◆ **Data shown**:
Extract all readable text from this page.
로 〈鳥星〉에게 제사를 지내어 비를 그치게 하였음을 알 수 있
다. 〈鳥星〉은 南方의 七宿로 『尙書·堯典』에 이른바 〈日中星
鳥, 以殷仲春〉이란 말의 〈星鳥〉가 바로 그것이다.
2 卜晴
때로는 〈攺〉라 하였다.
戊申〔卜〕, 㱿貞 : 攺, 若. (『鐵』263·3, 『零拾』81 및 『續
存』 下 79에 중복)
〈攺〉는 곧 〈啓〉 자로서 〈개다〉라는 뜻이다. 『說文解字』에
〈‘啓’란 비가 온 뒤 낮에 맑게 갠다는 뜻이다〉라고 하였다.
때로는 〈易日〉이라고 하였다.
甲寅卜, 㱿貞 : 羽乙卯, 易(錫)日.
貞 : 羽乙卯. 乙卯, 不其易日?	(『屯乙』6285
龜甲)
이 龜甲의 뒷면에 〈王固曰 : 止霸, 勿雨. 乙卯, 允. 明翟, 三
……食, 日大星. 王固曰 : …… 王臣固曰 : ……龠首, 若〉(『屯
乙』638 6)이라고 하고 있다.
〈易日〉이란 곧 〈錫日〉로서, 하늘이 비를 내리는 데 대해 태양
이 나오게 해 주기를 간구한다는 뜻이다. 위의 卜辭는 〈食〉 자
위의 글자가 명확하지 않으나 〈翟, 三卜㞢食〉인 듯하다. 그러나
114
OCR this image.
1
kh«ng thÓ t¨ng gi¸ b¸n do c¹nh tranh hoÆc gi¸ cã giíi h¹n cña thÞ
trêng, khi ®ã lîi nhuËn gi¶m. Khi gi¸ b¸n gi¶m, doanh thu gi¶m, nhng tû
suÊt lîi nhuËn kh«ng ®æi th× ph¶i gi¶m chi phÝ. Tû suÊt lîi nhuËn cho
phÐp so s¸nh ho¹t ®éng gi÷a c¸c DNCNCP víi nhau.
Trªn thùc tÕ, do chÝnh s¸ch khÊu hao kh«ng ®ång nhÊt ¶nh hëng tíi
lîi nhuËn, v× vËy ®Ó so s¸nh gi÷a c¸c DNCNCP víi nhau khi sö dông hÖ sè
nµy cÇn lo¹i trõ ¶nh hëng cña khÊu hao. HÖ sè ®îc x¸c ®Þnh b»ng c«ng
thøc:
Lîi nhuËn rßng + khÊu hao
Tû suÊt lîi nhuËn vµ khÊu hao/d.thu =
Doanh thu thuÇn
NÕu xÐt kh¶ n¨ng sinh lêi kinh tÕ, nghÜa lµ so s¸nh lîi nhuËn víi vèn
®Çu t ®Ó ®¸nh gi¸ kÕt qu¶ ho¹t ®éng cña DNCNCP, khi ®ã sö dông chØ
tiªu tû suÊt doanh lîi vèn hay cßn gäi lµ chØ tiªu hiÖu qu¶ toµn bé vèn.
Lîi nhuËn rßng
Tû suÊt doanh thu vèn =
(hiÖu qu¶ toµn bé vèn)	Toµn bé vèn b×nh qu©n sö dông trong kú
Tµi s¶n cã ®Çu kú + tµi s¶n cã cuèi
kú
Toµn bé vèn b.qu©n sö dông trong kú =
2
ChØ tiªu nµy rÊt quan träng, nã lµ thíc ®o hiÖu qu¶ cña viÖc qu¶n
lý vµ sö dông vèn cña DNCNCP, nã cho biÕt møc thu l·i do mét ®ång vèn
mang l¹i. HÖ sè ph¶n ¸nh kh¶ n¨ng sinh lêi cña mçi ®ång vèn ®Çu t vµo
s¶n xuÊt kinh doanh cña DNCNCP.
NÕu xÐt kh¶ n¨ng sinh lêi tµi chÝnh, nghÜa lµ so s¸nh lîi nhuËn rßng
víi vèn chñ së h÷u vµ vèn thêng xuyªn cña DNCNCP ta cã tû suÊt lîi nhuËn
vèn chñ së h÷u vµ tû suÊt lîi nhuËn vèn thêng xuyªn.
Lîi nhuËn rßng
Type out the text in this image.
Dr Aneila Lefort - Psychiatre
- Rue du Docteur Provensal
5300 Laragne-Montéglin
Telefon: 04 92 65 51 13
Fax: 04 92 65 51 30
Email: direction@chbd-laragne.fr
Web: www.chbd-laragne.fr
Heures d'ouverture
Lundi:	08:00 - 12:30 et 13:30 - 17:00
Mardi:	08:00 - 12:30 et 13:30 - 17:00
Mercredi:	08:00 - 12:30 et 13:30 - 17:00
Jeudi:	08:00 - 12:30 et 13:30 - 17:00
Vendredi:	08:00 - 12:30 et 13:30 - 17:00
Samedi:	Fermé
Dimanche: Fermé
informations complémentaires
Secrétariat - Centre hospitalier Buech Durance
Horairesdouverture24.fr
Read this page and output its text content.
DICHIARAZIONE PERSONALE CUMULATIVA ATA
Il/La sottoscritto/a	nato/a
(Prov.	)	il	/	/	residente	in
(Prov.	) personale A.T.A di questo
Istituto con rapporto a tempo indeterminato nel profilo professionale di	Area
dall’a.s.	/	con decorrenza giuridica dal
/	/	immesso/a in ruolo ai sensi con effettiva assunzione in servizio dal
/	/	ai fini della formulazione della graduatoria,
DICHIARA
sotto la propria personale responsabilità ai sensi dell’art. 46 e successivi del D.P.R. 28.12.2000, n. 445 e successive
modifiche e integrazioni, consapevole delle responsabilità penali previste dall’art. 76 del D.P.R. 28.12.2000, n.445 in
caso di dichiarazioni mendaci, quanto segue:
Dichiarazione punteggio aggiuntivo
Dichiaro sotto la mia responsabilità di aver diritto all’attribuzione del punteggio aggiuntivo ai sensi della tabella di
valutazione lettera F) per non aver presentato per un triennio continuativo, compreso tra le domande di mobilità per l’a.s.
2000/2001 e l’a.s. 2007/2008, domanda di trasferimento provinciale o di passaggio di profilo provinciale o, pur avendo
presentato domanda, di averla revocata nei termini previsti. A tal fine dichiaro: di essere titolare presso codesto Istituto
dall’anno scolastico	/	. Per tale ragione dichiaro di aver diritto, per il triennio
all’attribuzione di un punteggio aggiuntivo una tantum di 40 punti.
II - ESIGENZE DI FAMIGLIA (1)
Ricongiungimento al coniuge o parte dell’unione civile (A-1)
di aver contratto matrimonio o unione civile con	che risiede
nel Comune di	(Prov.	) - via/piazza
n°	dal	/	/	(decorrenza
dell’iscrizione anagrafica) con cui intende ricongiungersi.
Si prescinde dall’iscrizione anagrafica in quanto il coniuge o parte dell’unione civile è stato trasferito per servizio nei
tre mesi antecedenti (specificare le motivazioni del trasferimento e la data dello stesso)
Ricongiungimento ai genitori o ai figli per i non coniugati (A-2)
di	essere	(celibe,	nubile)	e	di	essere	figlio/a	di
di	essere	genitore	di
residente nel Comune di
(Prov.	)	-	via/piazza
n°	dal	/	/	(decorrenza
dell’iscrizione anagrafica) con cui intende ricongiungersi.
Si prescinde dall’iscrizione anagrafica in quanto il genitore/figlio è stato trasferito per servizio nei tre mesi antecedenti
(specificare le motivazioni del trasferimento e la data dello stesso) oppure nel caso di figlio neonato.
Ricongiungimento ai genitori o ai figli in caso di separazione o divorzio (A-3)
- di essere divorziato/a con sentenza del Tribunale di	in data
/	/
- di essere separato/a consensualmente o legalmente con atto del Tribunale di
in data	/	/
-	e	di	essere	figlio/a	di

◆ **Problem details**: In the material above, find each line that contains the word "genitore", and select it.

◆ **Output for this exercise**:
di	essere	genitore	di
Si prescinde dall’iscrizione anagrafica in quanto il genitore/figlio è stato trasferito per servizio nei tre mesi antecedenti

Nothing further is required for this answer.